Directions for this task: Can all of these lines be returned exactly?
▬▬▬▬▬▬▬▬▬▬
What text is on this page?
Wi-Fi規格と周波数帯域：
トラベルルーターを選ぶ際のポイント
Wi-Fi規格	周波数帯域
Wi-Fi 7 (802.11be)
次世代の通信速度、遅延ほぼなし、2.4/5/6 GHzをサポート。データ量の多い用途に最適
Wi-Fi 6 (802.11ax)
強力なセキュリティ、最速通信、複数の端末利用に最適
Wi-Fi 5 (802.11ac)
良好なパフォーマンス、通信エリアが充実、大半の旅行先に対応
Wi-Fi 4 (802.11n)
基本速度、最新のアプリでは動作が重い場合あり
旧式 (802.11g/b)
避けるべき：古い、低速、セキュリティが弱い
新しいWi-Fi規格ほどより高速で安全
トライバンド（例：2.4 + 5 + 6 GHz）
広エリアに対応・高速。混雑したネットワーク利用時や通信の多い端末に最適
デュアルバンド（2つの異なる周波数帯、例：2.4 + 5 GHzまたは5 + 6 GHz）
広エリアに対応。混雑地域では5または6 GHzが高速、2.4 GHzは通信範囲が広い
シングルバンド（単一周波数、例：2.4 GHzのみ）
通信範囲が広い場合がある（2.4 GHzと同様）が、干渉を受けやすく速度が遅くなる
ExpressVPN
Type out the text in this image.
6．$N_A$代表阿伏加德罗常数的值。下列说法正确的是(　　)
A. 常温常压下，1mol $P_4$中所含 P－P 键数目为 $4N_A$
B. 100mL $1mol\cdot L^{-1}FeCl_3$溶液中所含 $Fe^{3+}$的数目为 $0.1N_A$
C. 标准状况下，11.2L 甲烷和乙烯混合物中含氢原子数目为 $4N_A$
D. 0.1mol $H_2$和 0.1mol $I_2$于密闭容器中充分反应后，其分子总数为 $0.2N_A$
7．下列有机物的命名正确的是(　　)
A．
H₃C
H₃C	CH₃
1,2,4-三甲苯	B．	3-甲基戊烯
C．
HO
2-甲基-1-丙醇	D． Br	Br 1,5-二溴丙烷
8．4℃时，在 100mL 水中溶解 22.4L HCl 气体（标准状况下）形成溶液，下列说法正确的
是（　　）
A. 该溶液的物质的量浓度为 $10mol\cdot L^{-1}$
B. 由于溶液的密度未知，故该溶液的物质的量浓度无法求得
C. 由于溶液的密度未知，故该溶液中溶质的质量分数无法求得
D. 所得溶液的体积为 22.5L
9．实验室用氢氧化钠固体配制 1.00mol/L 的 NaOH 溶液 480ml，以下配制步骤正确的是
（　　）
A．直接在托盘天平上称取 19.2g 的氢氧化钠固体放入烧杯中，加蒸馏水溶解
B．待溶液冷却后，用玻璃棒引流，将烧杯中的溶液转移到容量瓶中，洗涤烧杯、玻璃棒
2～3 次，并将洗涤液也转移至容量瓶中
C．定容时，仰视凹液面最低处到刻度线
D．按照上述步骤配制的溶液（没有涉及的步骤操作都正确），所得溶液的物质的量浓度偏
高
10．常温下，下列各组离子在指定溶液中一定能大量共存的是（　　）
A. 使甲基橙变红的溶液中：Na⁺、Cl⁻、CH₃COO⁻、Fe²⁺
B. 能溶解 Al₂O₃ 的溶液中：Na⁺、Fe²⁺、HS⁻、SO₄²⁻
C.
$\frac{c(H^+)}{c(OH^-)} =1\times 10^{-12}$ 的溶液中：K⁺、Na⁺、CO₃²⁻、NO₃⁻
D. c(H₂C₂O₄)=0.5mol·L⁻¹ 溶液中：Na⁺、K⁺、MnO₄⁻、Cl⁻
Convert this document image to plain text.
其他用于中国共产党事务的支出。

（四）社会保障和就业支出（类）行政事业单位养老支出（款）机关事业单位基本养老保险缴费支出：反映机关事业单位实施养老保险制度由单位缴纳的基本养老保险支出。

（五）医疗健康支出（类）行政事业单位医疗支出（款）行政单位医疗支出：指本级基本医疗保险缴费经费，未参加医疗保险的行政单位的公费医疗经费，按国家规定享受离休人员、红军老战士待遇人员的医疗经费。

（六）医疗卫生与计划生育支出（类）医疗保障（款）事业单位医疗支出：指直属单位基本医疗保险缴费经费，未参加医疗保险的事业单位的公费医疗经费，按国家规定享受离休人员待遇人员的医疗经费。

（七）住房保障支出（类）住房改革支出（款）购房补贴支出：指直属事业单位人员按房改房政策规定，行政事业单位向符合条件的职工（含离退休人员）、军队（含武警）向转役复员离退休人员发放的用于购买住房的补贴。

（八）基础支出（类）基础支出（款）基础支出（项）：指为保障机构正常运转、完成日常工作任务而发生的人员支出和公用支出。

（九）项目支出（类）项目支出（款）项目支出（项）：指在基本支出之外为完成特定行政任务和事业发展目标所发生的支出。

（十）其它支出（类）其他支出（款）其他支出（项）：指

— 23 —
▬▬▬▬▬▬▬▬▬▬
Problem solution:
What text is on this page?
Wi-Fi規格と周波数帯域：
トラベルルーターを選ぶ際のポイント
Wi-Fi規格	周波数帯域
Wi-Fi 7 (802.11be)
次世代の通信速度、遅延ほぼなし、2.4/5/6 GHzをサポート。データ量の多い用途に最適
Wi-Fi 6 (802.11ax)
強力なセキュリティ、最速通信、複数の端末利用に最適
Wi-Fi 5 (802.11ac)
良好なパフォーマンス、通信エリアが充実、大半の旅行先に対応
Wi-Fi 4 (802.11n)
基本速度、最新のアプリでは動作が重い場合あり
旧式 (802.11g/b)
避けるべき：古い、低速、セキュリティが弱い
新しいWi-Fi規格ほどより高速で安全
トライバンド（例：2.4 + 5 + 6 GHz）
広エリアに対応・高速。混雑したネットワーク利用時や通信の多い端末に最適
デュアルバンド（2つの異なる周波数帯、例：2.4 + 5 GHzまたは5 + 6 GHz）
広エリアに対応。混雑地域では5または6 GHzが高速、2.4 GHzは通信範囲が広い
シングルバンド（単一周波数、例：2.4 GHzのみ）
通信範囲が広い場合がある（2.4 GHzと同様）が、干渉を受けやすく速度が遅くなる
ExpressVPN
Type out the text in this image.
6．$N_A$代表阿伏加德罗常数的值。下列说法正确的是(　　)
A. 常温常压下，1mol $P_4$中所含 P－P 键数目为 $4N_A$
B. 100mL $1mol\cdot L^{-1}FeCl_3$溶液中所含 $Fe^{3+}$的数目为 $0.1N_A$
C. 标准状况下，11.2L 甲烷和乙烯混合物中含氢原子数目为 $4N_A$
D. 0.1mol $H_2$和 0.1mol $I_2$于密闭容器中充分反应后，其分子总数为 $0.2N_A$
7．下列有机物的命名正确的是(　　)
A．
H₃C
H₃C	CH₃
1,2,4-三甲苯	B．	3-甲基戊烯
C．
HO
2-甲基-1-丙醇	D． Br	Br 1,5-二溴丙烷
8．4℃时，在 100mL 水中溶解 22.4L HCl 气体（标准状况下）形成溶液，下列说法正确的
是（　　）
A. 该溶液的物质的量浓度为 $10mol\cdot L^{-1}$
B. 由于溶液的密度未知，故该溶液的物质的量浓度无法求得
C. 由于溶液的密度未知，故该溶液中溶质的质量分数无法求得
D. 所得溶液的体积为 22.5L
9．实验室用氢氧化钠固体配制 1.00mol/L 的 NaOH 溶液 480ml，以下配制步骤正确的是
（　　）
A．直接在托盘天平上称取 19.2g 的氢氧化钠固体放入烧杯中，加蒸馏水溶解
B．待溶液冷却后，用玻璃棒引流，将烧杯中的溶液转移到容量瓶中，洗涤烧杯、玻璃棒
2～3 次，并将洗涤液也转移至容量瓶中
C．定容时，仰视凹液面最低处到刻度线
D．按照上述步骤配制的溶液（没有涉及的步骤操作都正确），所得溶液的物质的量浓度偏
高
10．常温下，下列各组离子在指定溶液中一定能大量共存的是（　　）
A. 使甲基橙变红的溶液中：Na⁺、Cl⁻、CH₃COO⁻、Fe²⁺
B. 能溶解 Al₂O₃ 的溶液中：Na⁺、Fe²⁺、HS⁻、SO₄²⁻
C.
$\frac{c(H^+)}{c(OH^-)} =1\times 10^{-12}$ 的溶液中：K⁺、Na⁺、CO₃²⁻、NO₃⁻
D. c(H₂C₂O₄)=0.5mol·L⁻¹ 溶液中：Na⁺、K⁺、MnO₄⁻、Cl⁻
Convert this document image to plain text.
其他用于中国共产党事务的支出。

（四）社会保障和就业支出（类）行政事业单位养老支出（款）机关事业单位基本养老保险缴费支出：反映机关事业单位实施养老保险制度由单位缴纳的基本养老保险支出。

（五）医疗健康支出（类）行政事业单位医疗支出（款）行政单位医疗支出：指本级基本医疗保险缴费经费，未参加医疗保险的行政单位的公费医疗经费，按国家规定享受离休人员、红军老战士待遇人员的医疗经费。

（六）医疗卫生与计划生育支出（类）医疗保障（款）事业单位医疗支出：指直属单位基本医疗保险缴费经费，未参加医疗保险的事业单位的公费医疗经费，按国家规定享受离休人员待遇人员的医疗经费。

（七）住房保障支出（类）住房改革支出（款）购房补贴支出：指直属事业单位人员按房改房政策规定，行政事业单位向符合条件的职工（含离退休人员）、军队（含武警）向转役复员离退休人员发放的用于购买住房的补贴。

（八）基础支出（类）基础支出（款）基础支出（项）：指为保障机构正常运转、完成日常工作任务而发生的人员支出和公用支出。

（九）项目支出（类）项目支出（款）项目支出（项）：指在基本支出之外为完成特定行政任务和事业发展目标所发生的支出。

（十）其它支出（类）其他支出（款）其他支出（项）：指

— 23 —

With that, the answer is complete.